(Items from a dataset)
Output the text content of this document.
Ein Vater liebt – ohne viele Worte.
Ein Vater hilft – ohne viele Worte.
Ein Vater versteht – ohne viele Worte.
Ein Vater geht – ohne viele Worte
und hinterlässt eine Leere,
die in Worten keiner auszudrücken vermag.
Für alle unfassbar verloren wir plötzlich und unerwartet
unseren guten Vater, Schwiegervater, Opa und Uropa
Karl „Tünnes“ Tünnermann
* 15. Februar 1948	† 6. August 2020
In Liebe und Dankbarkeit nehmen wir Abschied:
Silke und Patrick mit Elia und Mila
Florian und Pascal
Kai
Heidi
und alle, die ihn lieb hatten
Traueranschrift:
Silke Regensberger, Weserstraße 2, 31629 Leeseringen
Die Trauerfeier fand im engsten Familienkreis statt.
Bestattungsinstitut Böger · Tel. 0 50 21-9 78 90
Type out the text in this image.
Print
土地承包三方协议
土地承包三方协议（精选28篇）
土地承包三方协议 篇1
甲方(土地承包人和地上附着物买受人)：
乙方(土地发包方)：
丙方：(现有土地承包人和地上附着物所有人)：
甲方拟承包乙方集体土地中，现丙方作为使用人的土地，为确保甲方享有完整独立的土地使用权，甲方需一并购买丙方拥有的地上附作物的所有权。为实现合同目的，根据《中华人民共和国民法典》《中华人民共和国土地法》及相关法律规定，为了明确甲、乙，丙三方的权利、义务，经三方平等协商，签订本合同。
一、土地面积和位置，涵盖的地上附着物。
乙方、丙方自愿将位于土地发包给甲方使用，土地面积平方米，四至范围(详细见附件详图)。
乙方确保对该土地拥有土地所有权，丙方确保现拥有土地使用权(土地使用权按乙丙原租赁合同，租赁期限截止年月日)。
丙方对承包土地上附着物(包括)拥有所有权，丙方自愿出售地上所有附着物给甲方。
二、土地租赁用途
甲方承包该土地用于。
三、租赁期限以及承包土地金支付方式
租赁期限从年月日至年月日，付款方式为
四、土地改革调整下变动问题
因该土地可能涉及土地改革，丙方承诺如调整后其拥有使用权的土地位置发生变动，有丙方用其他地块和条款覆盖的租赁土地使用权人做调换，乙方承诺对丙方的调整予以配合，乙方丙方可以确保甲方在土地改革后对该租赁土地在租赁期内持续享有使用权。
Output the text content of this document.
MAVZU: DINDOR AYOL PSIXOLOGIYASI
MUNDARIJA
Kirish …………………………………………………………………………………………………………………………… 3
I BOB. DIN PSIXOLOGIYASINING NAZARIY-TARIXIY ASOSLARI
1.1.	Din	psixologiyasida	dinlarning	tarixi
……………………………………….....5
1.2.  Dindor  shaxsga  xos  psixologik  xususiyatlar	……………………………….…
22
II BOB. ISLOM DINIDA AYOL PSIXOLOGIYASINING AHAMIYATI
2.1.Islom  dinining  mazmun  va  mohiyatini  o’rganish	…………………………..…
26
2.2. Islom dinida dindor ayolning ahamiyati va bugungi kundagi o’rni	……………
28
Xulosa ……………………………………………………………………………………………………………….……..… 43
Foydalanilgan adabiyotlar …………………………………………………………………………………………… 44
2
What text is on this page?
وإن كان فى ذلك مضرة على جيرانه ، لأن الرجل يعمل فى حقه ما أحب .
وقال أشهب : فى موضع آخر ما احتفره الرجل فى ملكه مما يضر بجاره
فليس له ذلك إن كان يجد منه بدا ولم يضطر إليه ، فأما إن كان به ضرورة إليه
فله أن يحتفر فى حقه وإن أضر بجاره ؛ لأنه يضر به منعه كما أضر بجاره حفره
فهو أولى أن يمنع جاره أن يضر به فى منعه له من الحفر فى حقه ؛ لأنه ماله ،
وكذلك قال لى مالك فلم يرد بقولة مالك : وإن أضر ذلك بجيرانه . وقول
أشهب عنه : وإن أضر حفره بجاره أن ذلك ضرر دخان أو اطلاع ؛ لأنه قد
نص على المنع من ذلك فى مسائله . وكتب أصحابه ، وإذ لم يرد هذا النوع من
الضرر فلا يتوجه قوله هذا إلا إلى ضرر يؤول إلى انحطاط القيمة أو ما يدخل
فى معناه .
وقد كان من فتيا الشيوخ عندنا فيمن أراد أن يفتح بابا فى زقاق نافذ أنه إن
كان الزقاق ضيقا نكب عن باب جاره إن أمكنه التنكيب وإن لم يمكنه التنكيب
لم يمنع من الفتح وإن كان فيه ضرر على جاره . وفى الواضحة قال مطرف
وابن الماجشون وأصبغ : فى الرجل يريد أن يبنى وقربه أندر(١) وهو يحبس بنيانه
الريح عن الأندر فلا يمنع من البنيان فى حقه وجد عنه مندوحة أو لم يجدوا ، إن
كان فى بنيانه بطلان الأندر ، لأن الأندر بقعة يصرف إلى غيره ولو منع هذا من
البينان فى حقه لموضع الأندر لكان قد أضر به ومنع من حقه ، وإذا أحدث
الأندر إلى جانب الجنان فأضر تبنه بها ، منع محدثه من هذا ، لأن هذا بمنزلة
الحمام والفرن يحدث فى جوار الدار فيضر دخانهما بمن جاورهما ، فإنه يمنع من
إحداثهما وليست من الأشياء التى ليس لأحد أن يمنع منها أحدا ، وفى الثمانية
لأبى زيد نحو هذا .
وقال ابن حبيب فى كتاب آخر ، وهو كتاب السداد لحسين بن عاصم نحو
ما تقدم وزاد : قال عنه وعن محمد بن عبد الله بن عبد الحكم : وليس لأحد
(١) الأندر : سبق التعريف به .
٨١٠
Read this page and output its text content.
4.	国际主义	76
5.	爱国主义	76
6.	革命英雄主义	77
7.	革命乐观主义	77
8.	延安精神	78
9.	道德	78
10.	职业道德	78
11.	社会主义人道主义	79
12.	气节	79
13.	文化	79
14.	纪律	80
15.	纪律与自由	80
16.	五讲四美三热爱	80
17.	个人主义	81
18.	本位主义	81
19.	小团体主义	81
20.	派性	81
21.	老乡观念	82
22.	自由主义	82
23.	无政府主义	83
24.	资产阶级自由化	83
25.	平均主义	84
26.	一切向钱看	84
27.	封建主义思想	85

[Short problem]:
Nothing in the data may differ; print all of it exactly as written.

[Result of this task]:
Output the text content of this document.
Ein Vater liebt – ohne viele Worte.
Ein Vater hilft – ohne viele Worte.
Ein Vater versteht – ohne viele Worte.
Ein Vater geht – ohne viele Worte
und hinterlässt eine Leere,
die in Worten keiner auszudrücken vermag.
Für alle unfassbar verloren wir plötzlich und unerwartet
unseren guten Vater, Schwiegervater, Opa und Uropa
Karl „Tünnes“ Tünnermann
* 15. Februar 1948	† 6. August 2020
In Liebe und Dankbarkeit nehmen wir Abschied:
Silke und Patrick mit Elia und Mila
Florian und Pascal
Kai
Heidi
und alle, die ihn lieb hatten
Traueranschrift:
Silke Regensberger, Weserstraße 2, 31629 Leeseringen
Die Trauerfeier fand im engsten Familienkreis statt.
Bestattungsinstitut Böger · Tel. 0 50 21-9 78 90
Type out the text in this image.
Print
土地承包三方协议
土地承包三方协议（精选28篇）
土地承包三方协议 篇1
甲方(土地承包人和地上附着物买受人)：
乙方(土地发包方)：
丙方：(现有土地承包人和地上附着物所有人)：
甲方拟承包乙方集体土地中，现丙方作为使用人的土地，为确保甲方享有完整独立的土地使用权，甲方需一并购买丙方拥有的地上附作物的所有权。为实现合同目的，根据《中华人民共和国民法典》《中华人民共和国土地法》及相关法律规定，为了明确甲、乙，丙三方的权利、义务，经三方平等协商，签订本合同。
一、土地面积和位置，涵盖的地上附着物。
乙方、丙方自愿将位于土地发包给甲方使用，土地面积平方米，四至范围(详细见附件详图)。
乙方确保对该土地拥有土地所有权，丙方确保现拥有土地使用权(土地使用权按乙丙原租赁合同，租赁期限截止年月日)。
丙方对承包土地上附着物(包括)拥有所有权，丙方自愿出售地上所有附着物给甲方。
二、土地租赁用途
甲方承包该土地用于。
三、租赁期限以及承包土地金支付方式
租赁期限从年月日至年月日，付款方式为
四、土地改革调整下变动问题
因该土地可能涉及土地改革，丙方承诺如调整后其拥有使用权的土地位置发生变动，有丙方用其他地块和条款覆盖的租赁土地使用权人做调换，乙方承诺对丙方的调整予以配合，乙方丙方可以确保甲方在土地改革后对该租赁土地在租赁期内持续享有使用权。
Output the text content of this document.
MAVZU: DINDOR AYOL PSIXOLOGIYASI
MUNDARIJA
Kirish …………………………………………………………………………………………………………………………… 3
I BOB. DIN PSIXOLOGIYASINING NAZARIY-TARIXIY ASOSLARI
1.1.	Din	psixologiyasida	dinlarning	tarixi
……………………………………….....5
1.2.  Dindor  shaxsga  xos  psixologik  xususiyatlar	……………………………….…
22
II BOB. ISLOM DINIDA AYOL PSIXOLOGIYASINING AHAMIYATI
2.1.Islom  dinining  mazmun  va  mohiyatini  o’rganish	…………………………..…
26
2.2. Islom dinida dindor ayolning ahamiyati va bugungi kundagi o’rni	……………
28
Xulosa ……………………………………………………………………………………………………………….……..… 43
Foydalanilgan adabiyotlar …………………………………………………………………………………………… 44
2
What text is on this page?
وإن كان فى ذلك مضرة على جيرانه ، لأن الرجل يعمل فى حقه ما أحب .
وقال أشهب : فى موضع آخر ما احتفره الرجل فى ملكه مما يضر بجاره
فليس له ذلك إن كان يجد منه بدا ولم يضطر إليه ، فأما إن كان به ضرورة إليه
فله أن يحتفر فى حقه وإن أضر بجاره ؛ لأنه يضر به منعه كما أضر بجاره حفره
فهو أولى أن يمنع جاره أن يضر به فى منعه له من الحفر فى حقه ؛ لأنه ماله ،
وكذلك قال لى مالك فلم يرد بقولة مالك : وإن أضر ذلك بجيرانه . وقول
أشهب عنه : وإن أضر حفره بجاره أن ذلك ضرر دخان أو اطلاع ؛ لأنه قد
نص على المنع من ذلك فى مسائله . وكتب أصحابه ، وإذ لم يرد هذا النوع من
الضرر فلا يتوجه قوله هذا إلا إلى ضرر يؤول إلى انحطاط القيمة أو ما يدخل
فى معناه .
وقد كان من فتيا الشيوخ عندنا فيمن أراد أن يفتح بابا فى زقاق نافذ أنه إن
كان الزقاق ضيقا نكب عن باب جاره إن أمكنه التنكيب وإن لم يمكنه التنكيب
لم يمنع من الفتح وإن كان فيه ضرر على جاره . وفى الواضحة قال مطرف
وابن الماجشون وأصبغ : فى الرجل يريد أن يبنى وقربه أندر(١) وهو يحبس بنيانه
الريح عن الأندر فلا يمنع من البنيان فى حقه وجد عنه مندوحة أو لم يجدوا ، إن
كان فى بنيانه بطلان الأندر ، لأن الأندر بقعة يصرف إلى غيره ولو منع هذا من
البينان فى حقه لموضع الأندر لكان قد أضر به ومنع من حقه ، وإذا أحدث
الأندر إلى جانب الجنان فأضر تبنه بها ، منع محدثه من هذا ، لأن هذا بمنزلة
الحمام والفرن يحدث فى جوار الدار فيضر دخانهما بمن جاورهما ، فإنه يمنع من
إحداثهما وليست من الأشياء التى ليس لأحد أن يمنع منها أحدا ، وفى الثمانية
لأبى زيد نحو هذا .
وقال ابن حبيب فى كتاب آخر ، وهو كتاب السداد لحسين بن عاصم نحو
ما تقدم وزاد : قال عنه وعن محمد بن عبد الله بن عبد الحكم : وليس لأحد
(١) الأندر : سبق التعريف به .
٨١٠
Read this page and output its text content.
4.	国际主义	76
5.	爱国主义	76
6.	革命英雄主义	77
7.	革命乐观主义	77
8.	延安精神	78
9.	道德	78
10.	职业道德	78
11.	社会主义人道主义	79
12.	气节	79
13.	文化	79
14.	纪律	80
15.	纪律与自由	80
16.	五讲四美三热爱	80
17.	个人主义	81
18.	本位主义	81
19.	小团体主义	81
20.	派性	81
21.	老乡观念	82
22.	自由主义	82
23.	无政府主义	83
24.	资产阶级自由化	83
25.	平均主义	84
26.	一切向钱看	84
27.	封建主义思想	85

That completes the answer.